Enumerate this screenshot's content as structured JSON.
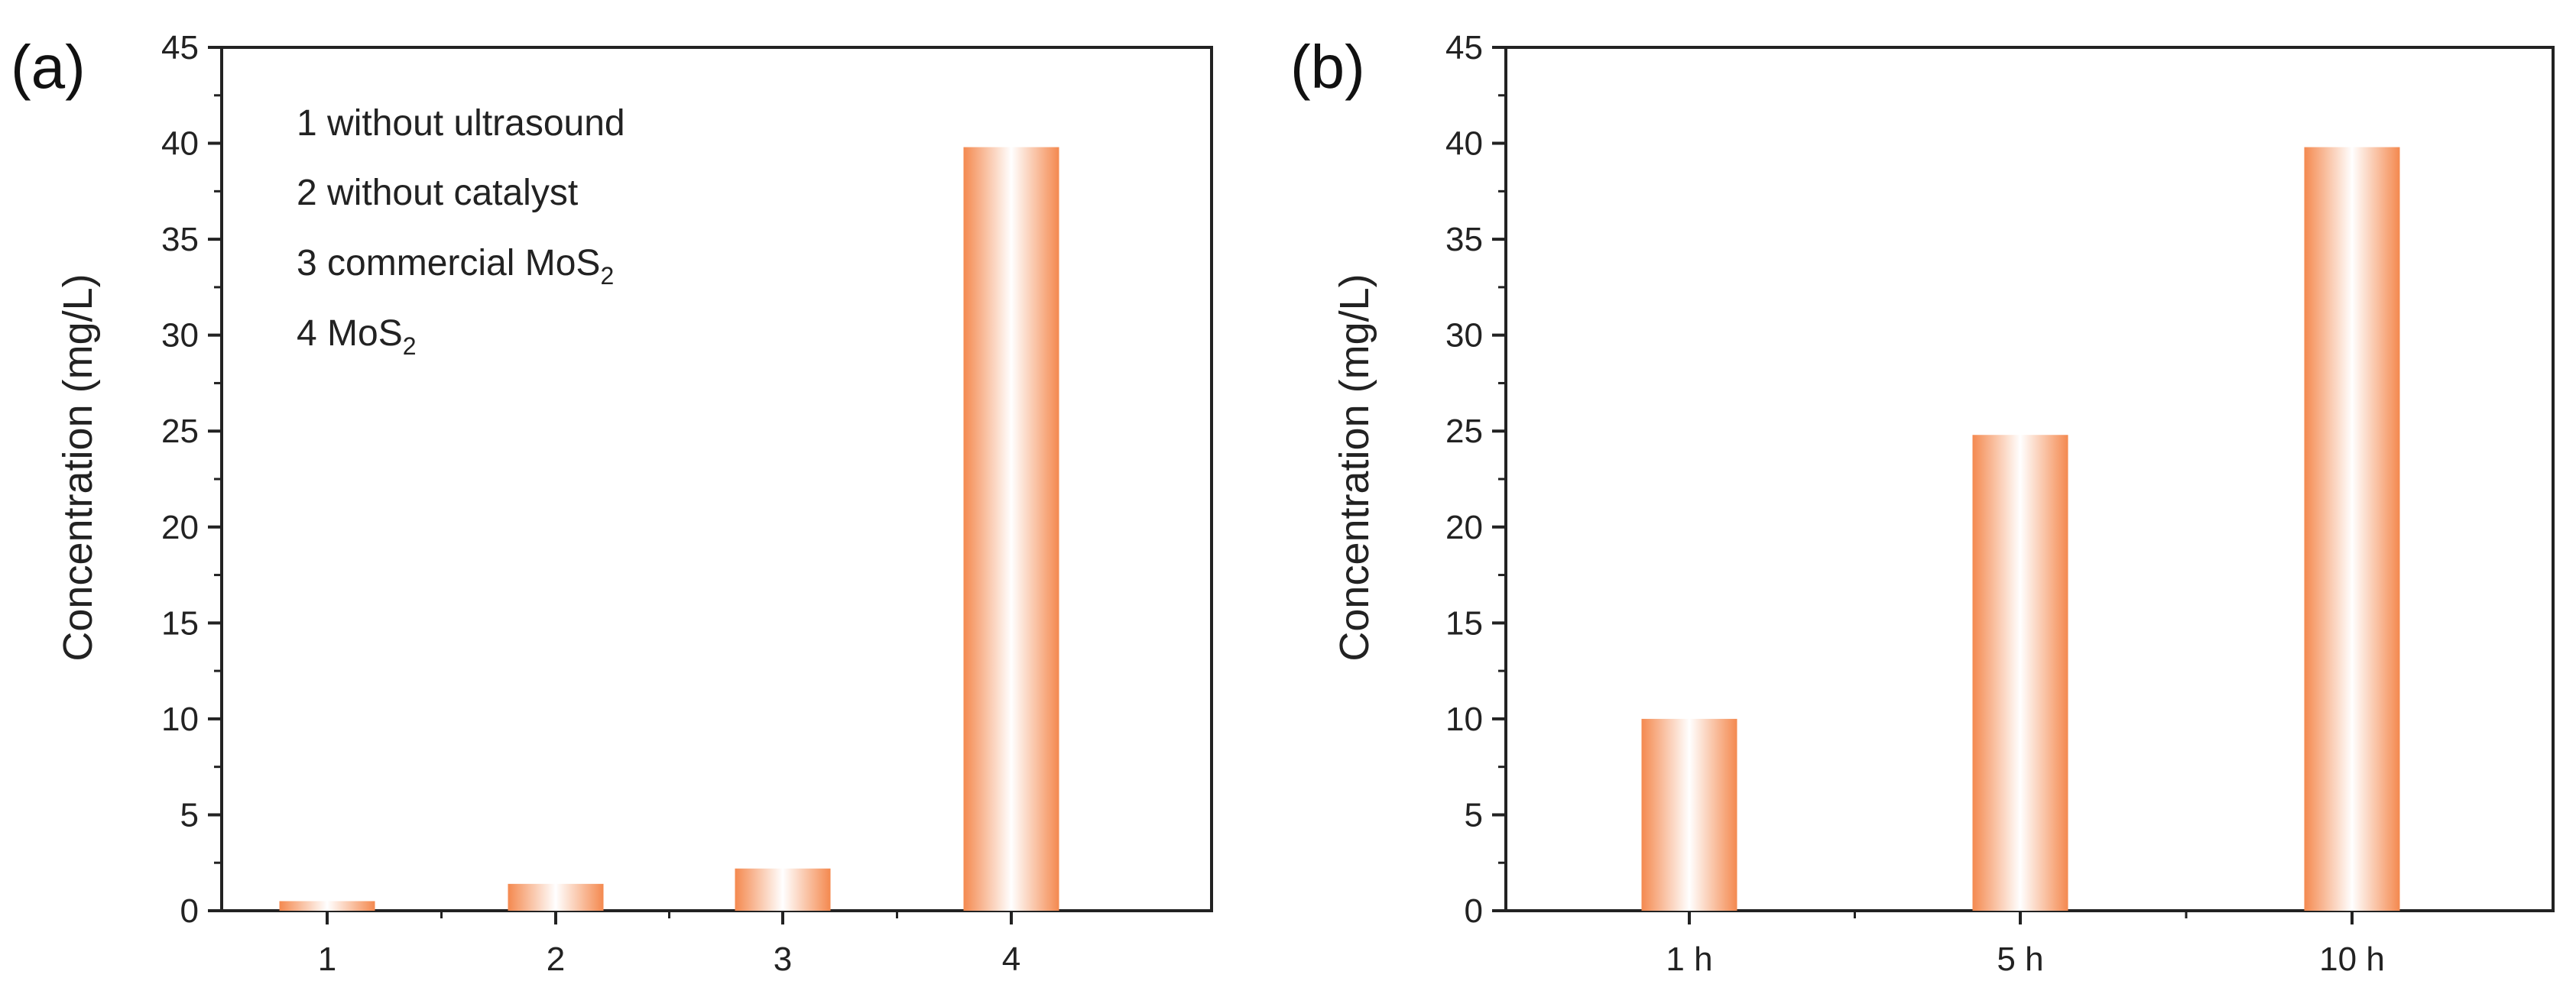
{
  "chart_data": [
    {
      "panel_label": "(a)",
      "type": "bar",
      "categories": [
        "1",
        "2",
        "3",
        "4"
      ],
      "values": [
        0.5,
        1.4,
        2.2,
        39.8
      ],
      "ylabel": "Concentration (mg/L)",
      "xlabel": "",
      "ylim": [
        0,
        45
      ],
      "yticks": [
        "0",
        "5",
        "10",
        "15",
        "20",
        "25",
        "30",
        "35",
        "40",
        "45"
      ],
      "legend": [
        {
          "text": "1 without ultrasound",
          "sub": ""
        },
        {
          "text": "2 without catalyst",
          "sub": ""
        },
        {
          "text": "3 commercial MoS",
          "sub": "2"
        },
        {
          "text": "4 MoS",
          "sub": "2"
        }
      ],
      "legend_position": "top-left",
      "bar_color": "#f4894f",
      "grid": false
    },
    {
      "panel_label": "(b)",
      "type": "bar",
      "categories": [
        "1 h",
        "5 h",
        "10 h"
      ],
      "values": [
        10.0,
        24.8,
        39.8
      ],
      "ylabel": "Concentration (mg/L)",
      "xlabel": "",
      "ylim": [
        0,
        45
      ],
      "yticks": [
        "0",
        "5",
        "10",
        "15",
        "20",
        "25",
        "30",
        "35",
        "40",
        "45"
      ],
      "bar_color": "#f4894f",
      "grid": false
    }
  ]
}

++++++++++++++++++++

◆ **What is being asked**
Copy the material shown above in full and exactly. Skip the pictures.

◆ **Solution to this exercise**
Enumerate this screenshot's content as structured JSON.
{
  "chart_data": [
    {
      "panel_label": "(a)",
      "type": "bar",
      "categories": [
        "1",
        "2",
        "3",
        "4"
      ],
      "values": [
        0.5,
        1.4,
        2.2,
        39.8
      ],
      "ylabel": "Concentration (mg/L)",
      "xlabel": "",
      "ylim": [
        0,
        45
      ],
      "yticks": [
        "0",
        "5",
        "10",
        "15",
        "20",
        "25",
        "30",
        "35",
        "40",
        "45"
      ],
      "legend": [
        {
          "text": "1 without ultrasound",
          "sub": ""
        },
        {
          "text": "2 without catalyst",
          "sub": ""
        },
        {
          "text": "3 commercial MoS",
          "sub": "2"
        },
        {
          "text": "4 MoS",
          "sub": "2"
        }
      ],
      "legend_position": "top-left",
      "bar_color": "#f4894f",
      "grid": false
    },
    {
      "panel_label": "(b)",
      "type": "bar",
      "categories": [
        "1 h",
        "5 h",
        "10 h"
      ],
      "values": [
        10.0,
        24.8,
        39.8
      ],
      "ylabel": "Concentration (mg/L)",
      "xlabel": "",
      "ylim": [
        0,
        45
      ],
      "yticks": [
        "0",
        "5",
        "10",
        "15",
        "20",
        "25",
        "30",
        "35",
        "40",
        "45"
      ],
      "bar_color": "#f4894f",
      "grid": false
    }
  ]
}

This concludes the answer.